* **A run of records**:

****************************************

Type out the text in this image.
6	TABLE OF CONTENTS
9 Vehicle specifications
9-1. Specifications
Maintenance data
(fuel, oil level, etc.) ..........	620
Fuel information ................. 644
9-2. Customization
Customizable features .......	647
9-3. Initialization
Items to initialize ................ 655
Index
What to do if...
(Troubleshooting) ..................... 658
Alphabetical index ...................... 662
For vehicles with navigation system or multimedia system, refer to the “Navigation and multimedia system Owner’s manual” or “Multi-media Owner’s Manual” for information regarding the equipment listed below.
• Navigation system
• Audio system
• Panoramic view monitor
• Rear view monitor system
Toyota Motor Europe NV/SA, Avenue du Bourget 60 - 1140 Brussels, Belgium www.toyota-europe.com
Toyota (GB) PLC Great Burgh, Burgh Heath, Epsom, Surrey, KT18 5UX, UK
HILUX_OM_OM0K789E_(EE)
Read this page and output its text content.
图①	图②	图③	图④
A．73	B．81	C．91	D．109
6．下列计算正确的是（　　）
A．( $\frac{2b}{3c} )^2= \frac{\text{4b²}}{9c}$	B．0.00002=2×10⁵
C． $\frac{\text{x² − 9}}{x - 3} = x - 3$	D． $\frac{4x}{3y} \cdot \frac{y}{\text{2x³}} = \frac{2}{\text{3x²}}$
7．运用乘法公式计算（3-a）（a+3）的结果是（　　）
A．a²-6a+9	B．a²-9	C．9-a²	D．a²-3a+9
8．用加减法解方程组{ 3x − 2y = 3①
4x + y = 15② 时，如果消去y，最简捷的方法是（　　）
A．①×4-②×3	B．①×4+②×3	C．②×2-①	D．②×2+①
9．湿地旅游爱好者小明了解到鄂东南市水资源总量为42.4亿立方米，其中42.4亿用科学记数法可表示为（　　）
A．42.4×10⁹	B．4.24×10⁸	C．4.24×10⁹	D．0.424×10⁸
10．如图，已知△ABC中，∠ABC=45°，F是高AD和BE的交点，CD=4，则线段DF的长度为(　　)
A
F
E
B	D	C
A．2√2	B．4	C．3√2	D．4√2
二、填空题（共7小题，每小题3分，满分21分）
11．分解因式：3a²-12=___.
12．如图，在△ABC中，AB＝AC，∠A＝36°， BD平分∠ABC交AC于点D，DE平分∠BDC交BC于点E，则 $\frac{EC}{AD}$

****************************************

* **JOB**: Every line from the line containing "Read this page and output its text content." to the last line of the material above must be repeated exactly, and no other line.

* **ANSWER TO THE PROBLEM**:
Read this page and output its text content.
图①	图②	图③	图④
A．73	B．81	C．91	D．109
6．下列计算正确的是（　　）
A．( $\frac{2b}{3c} )^2= \frac{\text{4b²}}{9c}$	B．0.00002=2×10⁵
C． $\frac{\text{x² − 9}}{x - 3} = x - 3$	D． $\frac{4x}{3y} \cdot \frac{y}{\text{2x³}} = \frac{2}{\text{3x²}}$
7．运用乘法公式计算（3-a）（a+3）的结果是（　　）
A．a²-6a+9	B．a²-9	C．9-a²	D．a²-3a+9
8．用加减法解方程组{ 3x − 2y = 3①
4x + y = 15② 时，如果消去y，最简捷的方法是（　　）
A．①×4-②×3	B．①×4+②×3	C．②×2-①	D．②×2+①
9．湿地旅游爱好者小明了解到鄂东南市水资源总量为42.4亿立方米，其中42.4亿用科学记数法可表示为（　　）
A．42.4×10⁹	B．4.24×10⁸	C．4.24×10⁹	D．0.424×10⁸
10．如图，已知△ABC中，∠ABC=45°，F是高AD和BE的交点，CD=4，则线段DF的长度为(　　)
A
F
E
B	D	C
A．2√2	B．4	C．3√2	D．4√2
二、填空题（共7小题，每小题3分，满分21分）
11．分解因式：3a²-12=___.
12．如图，在△ABC中，AB＝AC，∠A＝36°， BD平分∠ABC交AC于点D，DE平分∠BDC交BC于点E，则 $\frac{EC}{AD}$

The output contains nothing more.